*** Available records ***

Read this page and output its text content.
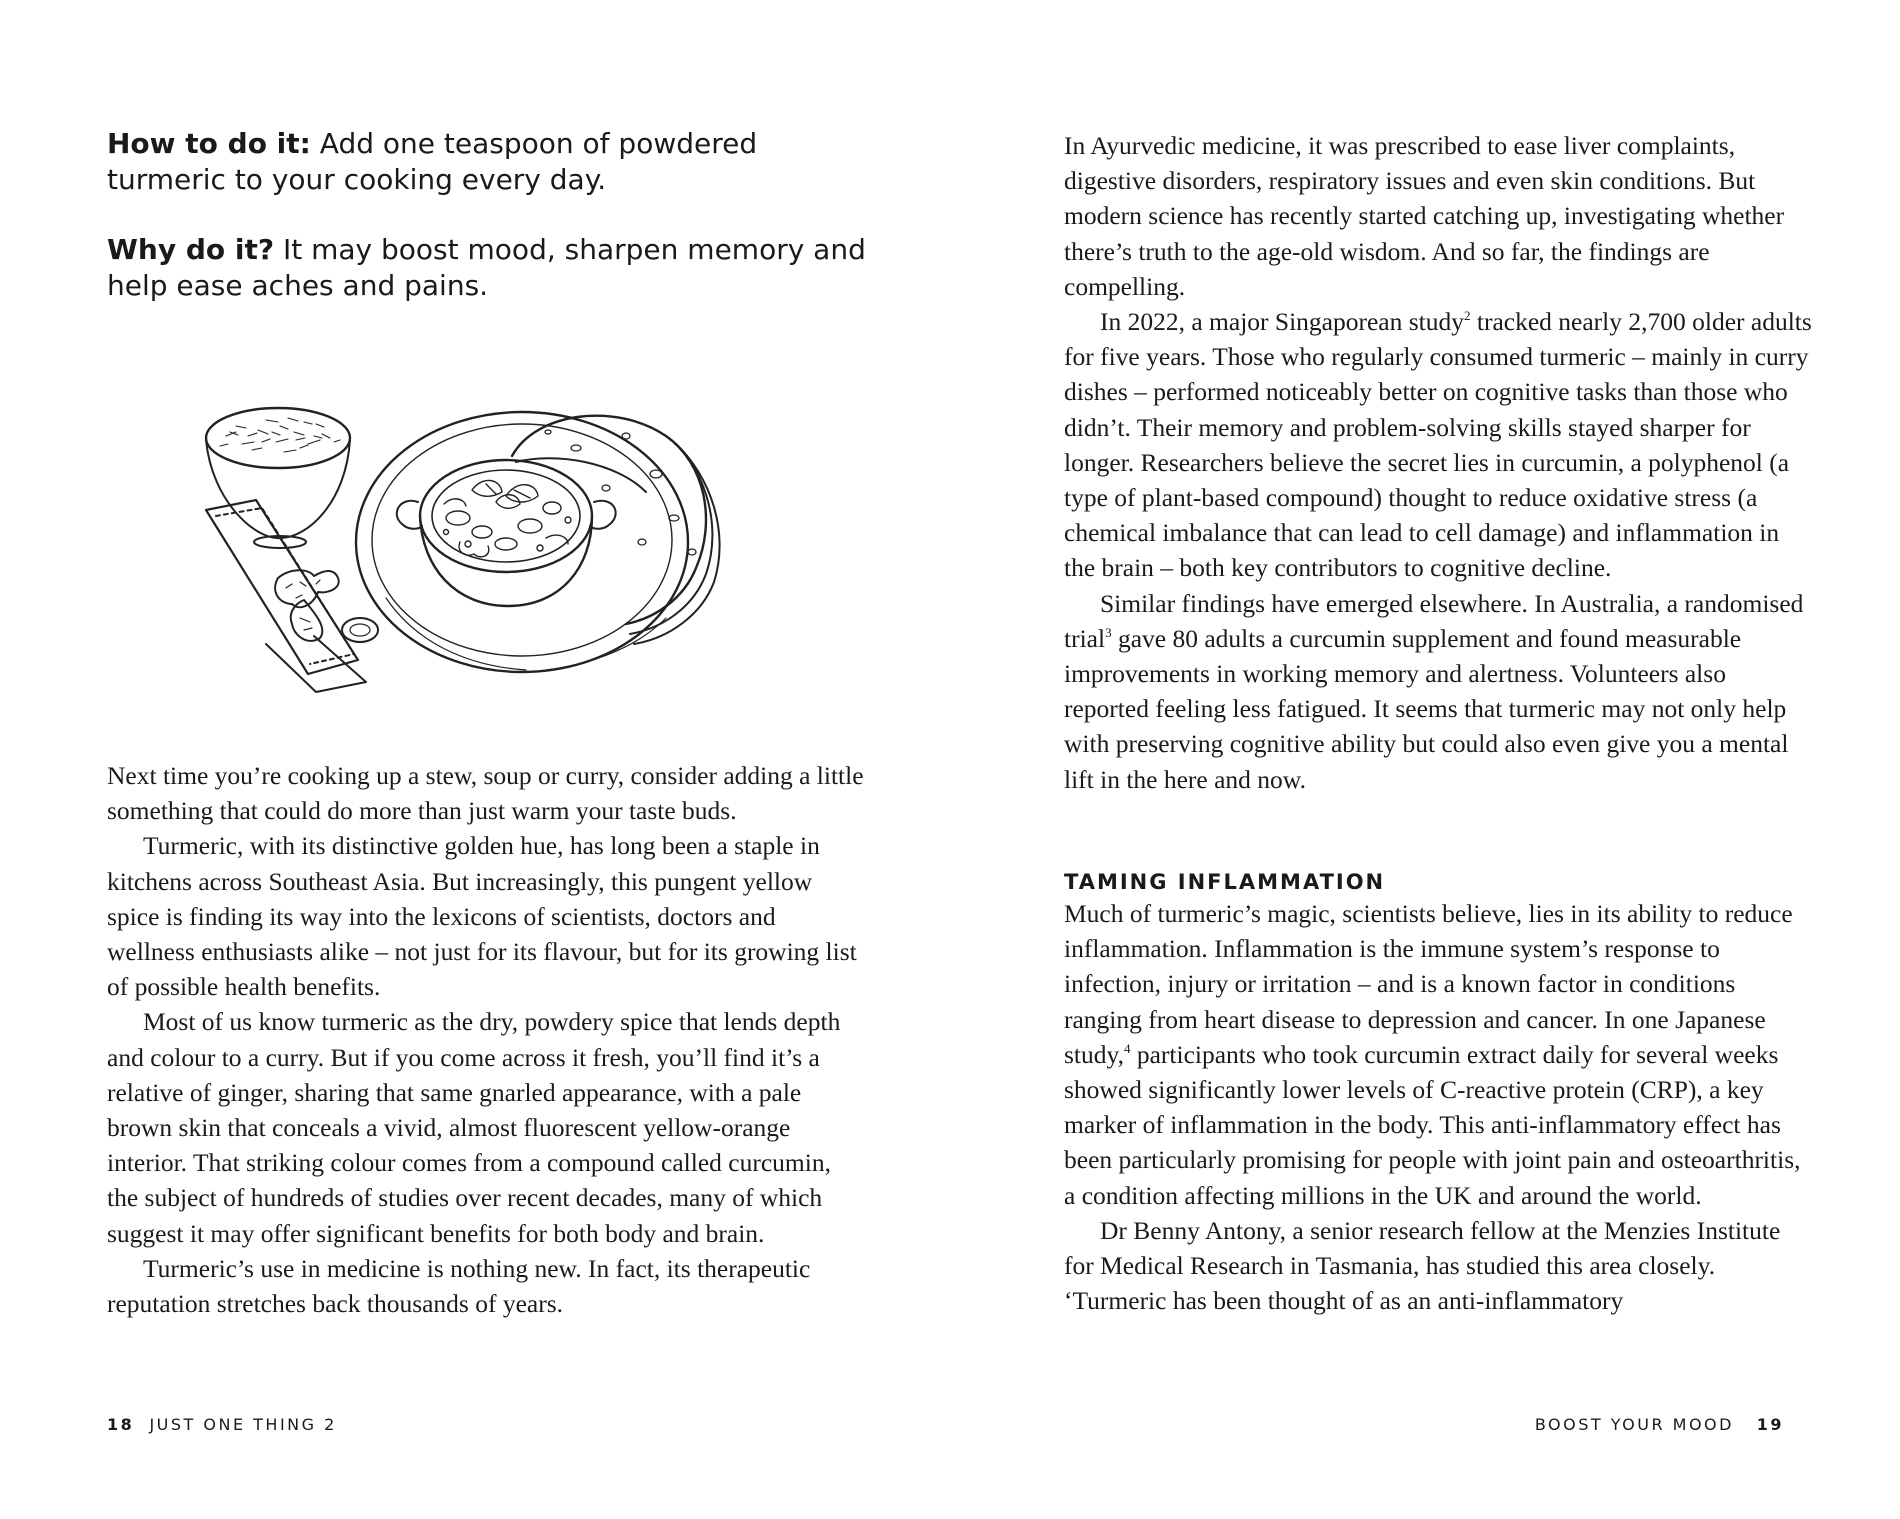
How to do it: Add one teaspoon of powdered turmeric to your cooking every day.

Why do it? It may boost mood, sharpen memory and help ease aches and pains.

Next time you’re cooking up a stew, soup or curry, consider adding a little something that could do more than just warm your taste buds.

Turmeric, with its distinctive golden hue, has long been a staple in kitchens across Southeast Asia. But increasingly, this pungent yellow spice is finding its way into the lexicons of scientists, doctors and wellness enthusiasts alike – not just for its flavour, but for its growing list of possible health benefits.

Most of us know turmeric as the dry, powdery spice that lends depth and colour to a curry. But if you come across it fresh, you’ll find it’s a relative of ginger, sharing that same gnarled appearance, with a pale brown skin that conceals a vivid, almost fluorescent yellow-orange interior. That striking colour comes from a compound called curcumin, the subject of hundreds of studies over recent decades, many of which suggest it may offer significant benefits for both body and brain.

Turmeric’s use in medicine is nothing new. In fact, its therapeutic reputation stretches back thousands of years.

18 JUST ONE THING 2

In Ayurvedic medicine, it was prescribed to ease liver complaints, digestive disorders, respiratory issues and even skin conditions. But modern science has recently started catching up, investigating whether there’s truth to the age-old wisdom. And so far, the findings are compelling.

In 2022, a major Singaporean study$^2$ tracked nearly 2,700 older adults for five years. Those who regularly consumed turmeric – mainly in curry dishes – performed noticeably better on cognitive tasks than those who didn’t. Their memory and problem-solving skills stayed sharper for longer. Researchers believe the secret lies in curcumin, a polyphenol (a type of plant-based compound) thought to reduce oxidative stress (a chemical imbalance that can lead to cell damage) and inflammation in the brain – both key contributors to cognitive decline.

Similar findings have emerged elsewhere. In Australia, a randomised trial$^3$ gave 80 adults a curcumin supplement and found measurable improvements in working memory and alertness. Volunteers also reported feeling less fatigued. It seems that turmeric may not only help with preserving cognitive ability but could also even give you a mental lift in the here and now.

TAMING INFLAMMATION

Much of turmeric’s magic, scientists believe, lies in its ability to reduce inflammation. Inflammation is the immune system’s response to infection, injury or irritation – and is a known factor in conditions ranging from heart disease to depression and cancer. In one Japanese study,$^4$ participants who took curcumin extract daily for several weeks showed significantly lower levels of C-reactive protein (CRP), a key marker of inflammation in the body. This anti-inflammatory effect has been particularly promising for people with joint pain and osteoarthritis, a condition affecting millions in the UK and around the world.

Dr Benny Antony, a senior research fellow at the Menzies Institute for Medical Research in Tasmania, has studied this area closely. ‘Turmeric has been thought of as an anti-inflammatory

BOOST YOUR MOOD 19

*** End of Available records ***

Exercise >> Each line in the records above should be reproduced exactly; images are not copied.

The completed task >>
Read this page and output its text content.
How to do it: Add one teaspoon of powdered turmeric to your cooking every day.

Why do it? It may boost mood, sharpen memory and help ease aches and pains.

Next time you’re cooking up a stew, soup or curry, consider adding a little something that could do more than just warm your taste buds.

Turmeric, with its distinctive golden hue, has long been a staple in kitchens across Southeast Asia. But increasingly, this pungent yellow spice is finding its way into the lexicons of scientists, doctors and wellness enthusiasts alike – not just for its flavour, but for its growing list of possible health benefits.

Most of us know turmeric as the dry, powdery spice that lends depth and colour to a curry. But if you come across it fresh, you’ll find it’s a relative of ginger, sharing that same gnarled appearance, with a pale brown skin that conceals a vivid, almost fluorescent yellow-orange interior. That striking colour comes from a compound called curcumin, the subject of hundreds of studies over recent decades, many of which suggest it may offer significant benefits for both body and brain.

Turmeric’s use in medicine is nothing new. In fact, its therapeutic reputation stretches back thousands of years.

18 JUST ONE THING 2

In Ayurvedic medicine, it was prescribed to ease liver complaints, digestive disorders, respiratory issues and even skin conditions. But modern science has recently started catching up, investigating whether there’s truth to the age-old wisdom. And so far, the findings are compelling.

In 2022, a major Singaporean study$^2$ tracked nearly 2,700 older adults for five years. Those who regularly consumed turmeric – mainly in curry dishes – performed noticeably better on cognitive tasks than those who didn’t. Their memory and problem-solving skills stayed sharper for longer. Researchers believe the secret lies in curcumin, a polyphenol (a type of plant-based compound) thought to reduce oxidative stress (a chemical imbalance that can lead to cell damage) and inflammation in the brain – both key contributors to cognitive decline.

Similar findings have emerged elsewhere. In Australia, a randomised trial$^3$ gave 80 adults a curcumin supplement and found measurable improvements in working memory and alertness. Volunteers also reported feeling less fatigued. It seems that turmeric may not only help with preserving cognitive ability but could also even give you a mental lift in the here and now.

TAMING INFLAMMATION

Much of turmeric’s magic, scientists believe, lies in its ability to reduce inflammation. Inflammation is the immune system’s response to infection, injury or irritation – and is a known factor in conditions ranging from heart disease to depression and cancer. In one Japanese study,$^4$ participants who took curcumin extract daily for several weeks showed significantly lower levels of C-reactive protein (CRP), a key marker of inflammation in the body. This anti-inflammatory effect has been particularly promising for people with joint pain and osteoarthritis, a condition affecting millions in the UK and around the world.

Dr Benny Antony, a senior research fellow at the Menzies Institute for Medical Research in Tasmania, has studied this area closely. ‘Turmeric has been thought of as an anti-inflammatory

BOOST YOUR MOOD 19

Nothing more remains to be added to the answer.